** start Data extract **
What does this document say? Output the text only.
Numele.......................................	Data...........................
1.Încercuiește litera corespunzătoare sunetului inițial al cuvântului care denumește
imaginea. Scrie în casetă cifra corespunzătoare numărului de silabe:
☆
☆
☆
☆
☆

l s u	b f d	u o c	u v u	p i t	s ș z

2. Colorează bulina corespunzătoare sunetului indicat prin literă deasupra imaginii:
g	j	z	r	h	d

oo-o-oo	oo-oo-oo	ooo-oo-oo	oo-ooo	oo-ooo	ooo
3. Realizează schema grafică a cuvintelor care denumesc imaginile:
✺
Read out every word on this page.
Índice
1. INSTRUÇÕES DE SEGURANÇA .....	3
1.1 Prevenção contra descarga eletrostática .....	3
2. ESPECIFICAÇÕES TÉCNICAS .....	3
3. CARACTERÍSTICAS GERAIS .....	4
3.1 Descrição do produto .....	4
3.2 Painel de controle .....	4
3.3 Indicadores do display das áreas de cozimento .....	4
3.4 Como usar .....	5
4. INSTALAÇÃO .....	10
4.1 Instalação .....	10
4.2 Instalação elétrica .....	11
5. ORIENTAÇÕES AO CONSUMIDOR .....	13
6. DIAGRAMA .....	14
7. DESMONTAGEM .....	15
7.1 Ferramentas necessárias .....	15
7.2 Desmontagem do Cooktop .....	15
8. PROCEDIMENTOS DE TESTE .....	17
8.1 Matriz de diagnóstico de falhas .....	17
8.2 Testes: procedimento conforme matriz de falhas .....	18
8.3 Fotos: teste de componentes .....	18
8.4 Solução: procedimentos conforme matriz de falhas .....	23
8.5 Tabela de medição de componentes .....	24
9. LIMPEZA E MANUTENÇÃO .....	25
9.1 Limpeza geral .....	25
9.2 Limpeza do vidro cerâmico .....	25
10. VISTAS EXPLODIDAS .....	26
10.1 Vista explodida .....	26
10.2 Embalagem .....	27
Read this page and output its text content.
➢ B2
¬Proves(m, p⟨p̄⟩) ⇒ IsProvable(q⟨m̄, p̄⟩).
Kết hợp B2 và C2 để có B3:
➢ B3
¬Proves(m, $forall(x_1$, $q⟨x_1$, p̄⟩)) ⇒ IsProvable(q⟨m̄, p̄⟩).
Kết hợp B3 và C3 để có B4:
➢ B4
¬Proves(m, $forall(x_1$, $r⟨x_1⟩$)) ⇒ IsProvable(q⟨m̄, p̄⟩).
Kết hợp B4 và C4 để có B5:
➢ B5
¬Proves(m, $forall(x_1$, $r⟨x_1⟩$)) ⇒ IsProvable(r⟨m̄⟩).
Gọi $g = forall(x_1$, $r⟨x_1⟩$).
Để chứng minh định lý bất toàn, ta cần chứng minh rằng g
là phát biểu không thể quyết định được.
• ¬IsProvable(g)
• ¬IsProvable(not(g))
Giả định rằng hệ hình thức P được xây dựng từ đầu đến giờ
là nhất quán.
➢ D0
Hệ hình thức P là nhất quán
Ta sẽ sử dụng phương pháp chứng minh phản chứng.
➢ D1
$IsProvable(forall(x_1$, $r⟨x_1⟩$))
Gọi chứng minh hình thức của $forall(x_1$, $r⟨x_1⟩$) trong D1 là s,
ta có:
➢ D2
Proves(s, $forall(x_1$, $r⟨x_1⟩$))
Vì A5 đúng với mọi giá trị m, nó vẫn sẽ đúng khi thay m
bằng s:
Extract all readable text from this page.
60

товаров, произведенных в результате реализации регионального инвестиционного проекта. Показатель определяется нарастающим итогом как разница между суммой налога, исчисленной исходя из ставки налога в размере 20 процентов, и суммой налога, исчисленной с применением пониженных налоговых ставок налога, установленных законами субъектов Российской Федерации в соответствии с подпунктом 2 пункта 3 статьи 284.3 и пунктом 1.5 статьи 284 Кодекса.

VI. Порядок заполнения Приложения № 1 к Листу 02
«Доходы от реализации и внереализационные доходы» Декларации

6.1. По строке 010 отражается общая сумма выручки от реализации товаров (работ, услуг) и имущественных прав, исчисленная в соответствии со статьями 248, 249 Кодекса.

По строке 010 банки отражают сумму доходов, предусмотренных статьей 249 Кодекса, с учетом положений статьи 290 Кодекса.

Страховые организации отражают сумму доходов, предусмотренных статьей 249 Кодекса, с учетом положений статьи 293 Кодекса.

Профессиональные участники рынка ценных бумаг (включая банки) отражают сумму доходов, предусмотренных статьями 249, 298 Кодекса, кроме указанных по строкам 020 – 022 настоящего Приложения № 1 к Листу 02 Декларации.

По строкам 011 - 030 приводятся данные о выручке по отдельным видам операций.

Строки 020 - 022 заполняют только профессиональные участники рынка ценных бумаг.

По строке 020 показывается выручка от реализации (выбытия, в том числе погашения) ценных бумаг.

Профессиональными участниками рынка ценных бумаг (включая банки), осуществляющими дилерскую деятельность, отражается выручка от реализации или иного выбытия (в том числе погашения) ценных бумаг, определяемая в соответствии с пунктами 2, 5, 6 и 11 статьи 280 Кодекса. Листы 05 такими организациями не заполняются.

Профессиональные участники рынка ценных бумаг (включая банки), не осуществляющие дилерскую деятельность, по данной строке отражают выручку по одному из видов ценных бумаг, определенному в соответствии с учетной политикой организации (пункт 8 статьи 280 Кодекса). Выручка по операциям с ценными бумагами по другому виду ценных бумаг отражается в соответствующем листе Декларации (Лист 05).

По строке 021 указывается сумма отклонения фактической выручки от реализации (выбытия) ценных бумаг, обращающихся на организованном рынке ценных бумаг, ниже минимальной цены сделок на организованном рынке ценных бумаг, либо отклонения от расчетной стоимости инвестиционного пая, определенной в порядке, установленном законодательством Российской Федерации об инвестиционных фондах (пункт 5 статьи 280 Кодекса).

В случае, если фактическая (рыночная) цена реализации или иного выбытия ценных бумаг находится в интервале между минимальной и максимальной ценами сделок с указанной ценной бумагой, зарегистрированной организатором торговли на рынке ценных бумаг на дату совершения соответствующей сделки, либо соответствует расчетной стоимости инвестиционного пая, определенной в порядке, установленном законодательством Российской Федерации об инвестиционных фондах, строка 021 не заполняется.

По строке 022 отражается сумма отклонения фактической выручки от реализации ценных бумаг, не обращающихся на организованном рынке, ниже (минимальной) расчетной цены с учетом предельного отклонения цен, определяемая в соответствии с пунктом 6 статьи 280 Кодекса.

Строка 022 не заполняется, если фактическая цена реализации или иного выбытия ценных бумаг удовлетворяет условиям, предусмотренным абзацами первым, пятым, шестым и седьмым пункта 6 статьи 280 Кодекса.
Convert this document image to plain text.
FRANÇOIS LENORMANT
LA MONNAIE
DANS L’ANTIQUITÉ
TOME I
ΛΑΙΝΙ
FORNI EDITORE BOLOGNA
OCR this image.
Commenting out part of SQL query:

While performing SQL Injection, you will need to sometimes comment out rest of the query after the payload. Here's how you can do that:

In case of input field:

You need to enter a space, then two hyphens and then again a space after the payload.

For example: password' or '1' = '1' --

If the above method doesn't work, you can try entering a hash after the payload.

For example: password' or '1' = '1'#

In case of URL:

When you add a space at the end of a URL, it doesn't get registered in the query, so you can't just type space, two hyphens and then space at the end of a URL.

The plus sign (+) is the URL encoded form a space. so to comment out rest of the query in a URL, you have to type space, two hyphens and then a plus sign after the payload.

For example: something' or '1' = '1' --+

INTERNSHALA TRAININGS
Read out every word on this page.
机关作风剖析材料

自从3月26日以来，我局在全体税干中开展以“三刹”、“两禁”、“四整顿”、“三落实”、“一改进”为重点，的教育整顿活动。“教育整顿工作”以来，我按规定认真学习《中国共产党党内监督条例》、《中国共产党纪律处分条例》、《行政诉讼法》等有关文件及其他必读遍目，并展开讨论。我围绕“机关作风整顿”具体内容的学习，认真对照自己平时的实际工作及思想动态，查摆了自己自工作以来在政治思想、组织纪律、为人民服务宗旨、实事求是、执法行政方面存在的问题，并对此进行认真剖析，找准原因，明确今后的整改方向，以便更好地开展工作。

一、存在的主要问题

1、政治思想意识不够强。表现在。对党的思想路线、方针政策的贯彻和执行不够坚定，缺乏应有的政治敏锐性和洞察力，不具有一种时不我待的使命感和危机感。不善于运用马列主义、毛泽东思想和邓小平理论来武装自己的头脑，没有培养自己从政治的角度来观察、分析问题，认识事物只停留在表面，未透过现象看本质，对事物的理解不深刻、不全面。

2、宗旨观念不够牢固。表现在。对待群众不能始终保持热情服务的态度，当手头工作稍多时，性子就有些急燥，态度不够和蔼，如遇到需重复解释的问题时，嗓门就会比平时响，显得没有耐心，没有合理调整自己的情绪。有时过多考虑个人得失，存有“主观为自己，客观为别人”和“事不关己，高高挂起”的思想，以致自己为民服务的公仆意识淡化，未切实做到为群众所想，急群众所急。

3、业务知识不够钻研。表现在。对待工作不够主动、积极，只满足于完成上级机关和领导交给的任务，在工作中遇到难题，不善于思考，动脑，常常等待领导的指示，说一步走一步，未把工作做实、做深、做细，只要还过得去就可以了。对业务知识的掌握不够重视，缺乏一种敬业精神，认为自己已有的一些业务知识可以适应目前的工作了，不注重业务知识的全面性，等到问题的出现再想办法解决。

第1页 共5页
** end Data extract **
*Task to carry out*
Look over the listing. Pull out every line with the string "товаров" in it.

*Result of the task*
товаров, произведенных в результате реализации регионального инвестиционного проекта. Показатель определяется нарастающим итогом как разница между суммой налога, исчисленной исходя из ставки налога в размере 20 процентов, и суммой налога, исчисленной с применением пониженных налоговых ставок налога, установленных законами субъектов Российской Федерации в соответствии с подпунктом 2 пункта 3 статьи 284.3 и пунктом 1.5 статьи 284 Кодекса.
6.1. По строке 010 отражается общая сумма выручки от реализации товаров (работ, услуг) и имущественных прав, исчисленная в соответствии со статьями 248, 249 Кодекса.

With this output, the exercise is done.